● **Directions for this task**
Within the listing below, locate all lines containing the word "Photometric". Copy each one.

● **Information shown**
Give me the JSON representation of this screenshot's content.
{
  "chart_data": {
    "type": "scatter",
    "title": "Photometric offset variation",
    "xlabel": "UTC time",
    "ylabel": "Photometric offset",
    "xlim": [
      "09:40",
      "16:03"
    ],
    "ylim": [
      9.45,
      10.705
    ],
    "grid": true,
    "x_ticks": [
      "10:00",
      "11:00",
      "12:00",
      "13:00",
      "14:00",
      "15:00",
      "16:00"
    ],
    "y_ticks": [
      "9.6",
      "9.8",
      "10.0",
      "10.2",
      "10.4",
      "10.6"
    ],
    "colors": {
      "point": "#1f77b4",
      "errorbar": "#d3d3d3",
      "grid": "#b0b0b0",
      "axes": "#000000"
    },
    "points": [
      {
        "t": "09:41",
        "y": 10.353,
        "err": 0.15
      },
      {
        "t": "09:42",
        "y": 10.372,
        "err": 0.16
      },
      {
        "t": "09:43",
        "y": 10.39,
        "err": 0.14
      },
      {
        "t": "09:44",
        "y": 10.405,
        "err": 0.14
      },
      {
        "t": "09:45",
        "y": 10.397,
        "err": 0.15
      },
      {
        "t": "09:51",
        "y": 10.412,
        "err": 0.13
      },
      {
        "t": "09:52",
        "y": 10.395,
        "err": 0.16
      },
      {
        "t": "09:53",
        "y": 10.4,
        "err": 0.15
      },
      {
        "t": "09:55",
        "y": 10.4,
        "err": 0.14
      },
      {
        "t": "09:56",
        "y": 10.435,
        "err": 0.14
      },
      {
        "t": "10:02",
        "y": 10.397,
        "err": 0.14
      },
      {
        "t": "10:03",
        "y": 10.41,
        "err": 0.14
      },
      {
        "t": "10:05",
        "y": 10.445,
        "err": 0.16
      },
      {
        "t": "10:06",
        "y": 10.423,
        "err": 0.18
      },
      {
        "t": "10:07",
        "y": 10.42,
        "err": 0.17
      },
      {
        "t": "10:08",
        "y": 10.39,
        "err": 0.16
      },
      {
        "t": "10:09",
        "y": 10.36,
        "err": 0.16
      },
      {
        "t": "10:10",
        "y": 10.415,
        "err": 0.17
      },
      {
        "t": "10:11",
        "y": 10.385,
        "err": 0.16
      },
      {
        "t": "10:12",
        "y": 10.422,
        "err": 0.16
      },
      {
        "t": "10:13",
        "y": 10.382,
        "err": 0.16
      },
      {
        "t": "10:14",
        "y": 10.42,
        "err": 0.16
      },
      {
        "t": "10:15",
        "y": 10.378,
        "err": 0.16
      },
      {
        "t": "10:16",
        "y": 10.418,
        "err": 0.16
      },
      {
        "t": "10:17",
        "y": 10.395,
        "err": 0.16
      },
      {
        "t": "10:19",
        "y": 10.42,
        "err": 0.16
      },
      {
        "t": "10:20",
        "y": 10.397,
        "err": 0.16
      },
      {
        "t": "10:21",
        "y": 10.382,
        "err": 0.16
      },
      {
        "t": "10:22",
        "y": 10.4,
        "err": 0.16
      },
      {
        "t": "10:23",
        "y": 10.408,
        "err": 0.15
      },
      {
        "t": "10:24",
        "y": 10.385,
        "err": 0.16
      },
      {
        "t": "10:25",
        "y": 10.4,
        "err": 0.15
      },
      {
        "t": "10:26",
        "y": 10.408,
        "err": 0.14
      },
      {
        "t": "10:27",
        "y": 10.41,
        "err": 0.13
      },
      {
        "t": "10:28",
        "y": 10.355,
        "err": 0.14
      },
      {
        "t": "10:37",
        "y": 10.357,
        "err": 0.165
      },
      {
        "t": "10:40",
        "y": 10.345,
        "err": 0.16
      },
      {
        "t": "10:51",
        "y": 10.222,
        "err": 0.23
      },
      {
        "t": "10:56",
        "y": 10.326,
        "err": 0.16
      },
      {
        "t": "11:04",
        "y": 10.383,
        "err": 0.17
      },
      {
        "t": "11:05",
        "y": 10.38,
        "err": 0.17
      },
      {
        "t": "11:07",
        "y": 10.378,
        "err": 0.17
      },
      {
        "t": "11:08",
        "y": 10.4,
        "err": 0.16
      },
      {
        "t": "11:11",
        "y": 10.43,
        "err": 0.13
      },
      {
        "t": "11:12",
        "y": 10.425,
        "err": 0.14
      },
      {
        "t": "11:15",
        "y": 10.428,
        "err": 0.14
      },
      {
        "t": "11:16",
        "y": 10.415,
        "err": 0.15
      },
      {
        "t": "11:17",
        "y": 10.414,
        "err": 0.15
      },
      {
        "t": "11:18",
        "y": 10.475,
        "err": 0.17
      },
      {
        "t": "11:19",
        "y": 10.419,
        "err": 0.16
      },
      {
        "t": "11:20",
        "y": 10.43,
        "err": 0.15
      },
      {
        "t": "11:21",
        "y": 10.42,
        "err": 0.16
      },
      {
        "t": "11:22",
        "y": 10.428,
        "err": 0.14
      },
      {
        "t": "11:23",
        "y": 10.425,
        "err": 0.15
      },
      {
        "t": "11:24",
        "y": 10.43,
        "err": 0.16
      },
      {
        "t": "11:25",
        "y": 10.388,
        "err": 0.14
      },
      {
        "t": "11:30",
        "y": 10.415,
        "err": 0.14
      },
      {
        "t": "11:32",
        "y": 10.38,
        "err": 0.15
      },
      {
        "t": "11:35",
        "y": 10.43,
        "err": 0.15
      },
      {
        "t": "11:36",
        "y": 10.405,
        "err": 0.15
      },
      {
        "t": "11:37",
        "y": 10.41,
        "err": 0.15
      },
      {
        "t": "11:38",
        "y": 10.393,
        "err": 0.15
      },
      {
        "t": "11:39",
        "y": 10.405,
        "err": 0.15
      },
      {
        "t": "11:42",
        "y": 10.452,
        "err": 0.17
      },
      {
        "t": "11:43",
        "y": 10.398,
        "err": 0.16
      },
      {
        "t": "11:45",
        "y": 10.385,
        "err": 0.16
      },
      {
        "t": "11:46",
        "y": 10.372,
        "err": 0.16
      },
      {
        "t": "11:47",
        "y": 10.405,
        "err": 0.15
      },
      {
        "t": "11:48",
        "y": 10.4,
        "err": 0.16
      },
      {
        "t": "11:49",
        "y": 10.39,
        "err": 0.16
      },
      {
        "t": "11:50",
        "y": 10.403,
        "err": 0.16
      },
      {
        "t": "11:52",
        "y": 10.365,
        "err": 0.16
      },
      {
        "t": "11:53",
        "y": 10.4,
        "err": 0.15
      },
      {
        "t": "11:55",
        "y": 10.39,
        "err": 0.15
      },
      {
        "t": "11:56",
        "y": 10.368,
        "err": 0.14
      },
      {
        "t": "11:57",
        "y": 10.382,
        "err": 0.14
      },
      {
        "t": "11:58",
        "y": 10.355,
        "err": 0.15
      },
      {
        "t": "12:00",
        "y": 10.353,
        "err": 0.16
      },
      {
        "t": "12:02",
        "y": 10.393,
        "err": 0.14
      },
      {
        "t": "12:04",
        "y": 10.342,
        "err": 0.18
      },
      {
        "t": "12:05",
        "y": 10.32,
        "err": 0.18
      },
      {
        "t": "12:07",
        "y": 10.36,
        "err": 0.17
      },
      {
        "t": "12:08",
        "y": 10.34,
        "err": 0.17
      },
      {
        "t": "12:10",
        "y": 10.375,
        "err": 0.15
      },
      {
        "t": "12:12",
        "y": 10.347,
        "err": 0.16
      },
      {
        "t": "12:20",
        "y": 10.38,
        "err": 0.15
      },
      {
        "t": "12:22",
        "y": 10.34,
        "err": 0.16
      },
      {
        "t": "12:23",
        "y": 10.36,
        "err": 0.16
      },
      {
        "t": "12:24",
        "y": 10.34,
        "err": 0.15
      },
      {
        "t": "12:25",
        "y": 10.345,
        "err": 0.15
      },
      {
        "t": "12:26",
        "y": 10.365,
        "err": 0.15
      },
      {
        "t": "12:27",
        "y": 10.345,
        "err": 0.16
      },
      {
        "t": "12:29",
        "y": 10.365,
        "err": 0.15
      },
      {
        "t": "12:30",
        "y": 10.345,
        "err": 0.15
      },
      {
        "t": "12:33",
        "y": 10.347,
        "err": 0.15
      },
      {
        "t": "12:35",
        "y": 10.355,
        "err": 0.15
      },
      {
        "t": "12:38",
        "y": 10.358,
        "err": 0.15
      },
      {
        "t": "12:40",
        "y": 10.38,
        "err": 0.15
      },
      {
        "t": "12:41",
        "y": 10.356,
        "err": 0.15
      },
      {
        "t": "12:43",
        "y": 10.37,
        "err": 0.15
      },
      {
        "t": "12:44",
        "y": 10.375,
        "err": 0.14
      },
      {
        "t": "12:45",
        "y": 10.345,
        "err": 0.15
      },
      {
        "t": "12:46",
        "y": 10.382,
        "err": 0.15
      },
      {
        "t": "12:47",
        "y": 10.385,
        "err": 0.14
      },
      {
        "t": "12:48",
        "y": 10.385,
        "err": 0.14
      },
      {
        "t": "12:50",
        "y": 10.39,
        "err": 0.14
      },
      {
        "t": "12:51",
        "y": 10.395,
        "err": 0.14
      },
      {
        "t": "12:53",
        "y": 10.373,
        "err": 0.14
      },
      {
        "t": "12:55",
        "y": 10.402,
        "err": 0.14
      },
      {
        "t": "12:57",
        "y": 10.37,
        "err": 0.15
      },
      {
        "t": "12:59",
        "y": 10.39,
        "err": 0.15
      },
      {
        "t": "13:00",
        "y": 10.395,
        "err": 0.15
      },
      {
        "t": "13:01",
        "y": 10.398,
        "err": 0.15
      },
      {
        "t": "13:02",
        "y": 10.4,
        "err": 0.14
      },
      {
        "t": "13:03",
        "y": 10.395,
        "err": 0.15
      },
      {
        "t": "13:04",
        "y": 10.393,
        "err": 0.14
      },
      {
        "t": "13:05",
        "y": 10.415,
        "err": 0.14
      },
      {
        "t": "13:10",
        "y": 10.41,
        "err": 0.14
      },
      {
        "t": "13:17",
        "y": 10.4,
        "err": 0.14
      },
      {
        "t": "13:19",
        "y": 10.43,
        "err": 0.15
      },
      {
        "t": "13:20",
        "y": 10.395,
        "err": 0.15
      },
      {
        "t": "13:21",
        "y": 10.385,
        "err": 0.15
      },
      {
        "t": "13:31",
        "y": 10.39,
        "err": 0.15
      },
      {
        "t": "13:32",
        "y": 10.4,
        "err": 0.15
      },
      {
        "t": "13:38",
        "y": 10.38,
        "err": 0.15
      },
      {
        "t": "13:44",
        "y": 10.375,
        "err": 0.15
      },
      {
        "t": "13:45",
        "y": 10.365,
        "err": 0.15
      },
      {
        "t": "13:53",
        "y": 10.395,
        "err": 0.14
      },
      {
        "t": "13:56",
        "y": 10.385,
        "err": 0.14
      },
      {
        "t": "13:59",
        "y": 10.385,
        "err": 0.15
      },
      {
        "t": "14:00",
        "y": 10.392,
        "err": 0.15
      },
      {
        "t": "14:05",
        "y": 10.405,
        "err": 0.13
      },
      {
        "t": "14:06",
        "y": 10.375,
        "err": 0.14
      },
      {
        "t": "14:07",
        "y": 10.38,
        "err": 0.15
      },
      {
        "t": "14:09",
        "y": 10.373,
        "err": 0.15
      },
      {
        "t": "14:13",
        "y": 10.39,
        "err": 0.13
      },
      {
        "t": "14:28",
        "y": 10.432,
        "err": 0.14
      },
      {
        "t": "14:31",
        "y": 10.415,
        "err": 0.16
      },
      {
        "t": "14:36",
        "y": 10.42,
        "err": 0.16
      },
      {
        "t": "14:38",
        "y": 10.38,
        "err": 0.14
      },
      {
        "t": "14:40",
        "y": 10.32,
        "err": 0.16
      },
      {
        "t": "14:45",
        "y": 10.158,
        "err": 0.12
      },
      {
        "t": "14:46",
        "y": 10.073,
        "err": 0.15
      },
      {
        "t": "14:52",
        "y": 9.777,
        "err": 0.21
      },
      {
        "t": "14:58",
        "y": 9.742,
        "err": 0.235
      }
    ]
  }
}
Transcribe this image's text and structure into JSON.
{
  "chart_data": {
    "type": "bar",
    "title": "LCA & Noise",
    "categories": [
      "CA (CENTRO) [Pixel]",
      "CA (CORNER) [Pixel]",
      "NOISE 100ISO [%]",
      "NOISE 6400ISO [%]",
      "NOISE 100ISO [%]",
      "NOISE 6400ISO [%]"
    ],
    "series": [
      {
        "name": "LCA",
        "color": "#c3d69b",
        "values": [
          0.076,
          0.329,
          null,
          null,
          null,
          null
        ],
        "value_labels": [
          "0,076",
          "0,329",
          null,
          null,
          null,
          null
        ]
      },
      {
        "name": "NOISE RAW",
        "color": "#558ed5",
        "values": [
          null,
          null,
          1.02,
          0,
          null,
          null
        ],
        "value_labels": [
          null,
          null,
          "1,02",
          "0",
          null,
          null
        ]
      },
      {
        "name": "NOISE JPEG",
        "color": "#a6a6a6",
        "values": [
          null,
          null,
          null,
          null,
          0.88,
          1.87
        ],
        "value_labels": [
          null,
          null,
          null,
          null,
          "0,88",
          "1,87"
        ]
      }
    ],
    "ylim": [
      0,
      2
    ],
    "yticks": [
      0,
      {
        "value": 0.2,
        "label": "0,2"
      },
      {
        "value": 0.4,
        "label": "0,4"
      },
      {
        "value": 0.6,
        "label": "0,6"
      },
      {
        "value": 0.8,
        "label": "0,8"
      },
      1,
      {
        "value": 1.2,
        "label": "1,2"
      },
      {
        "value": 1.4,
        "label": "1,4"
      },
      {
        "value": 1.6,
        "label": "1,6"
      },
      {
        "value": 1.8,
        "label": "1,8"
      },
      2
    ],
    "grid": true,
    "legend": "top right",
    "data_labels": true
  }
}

● **Response to this task**
    "title": "Photometric offset variation",
    "ylabel": "Photometric offset",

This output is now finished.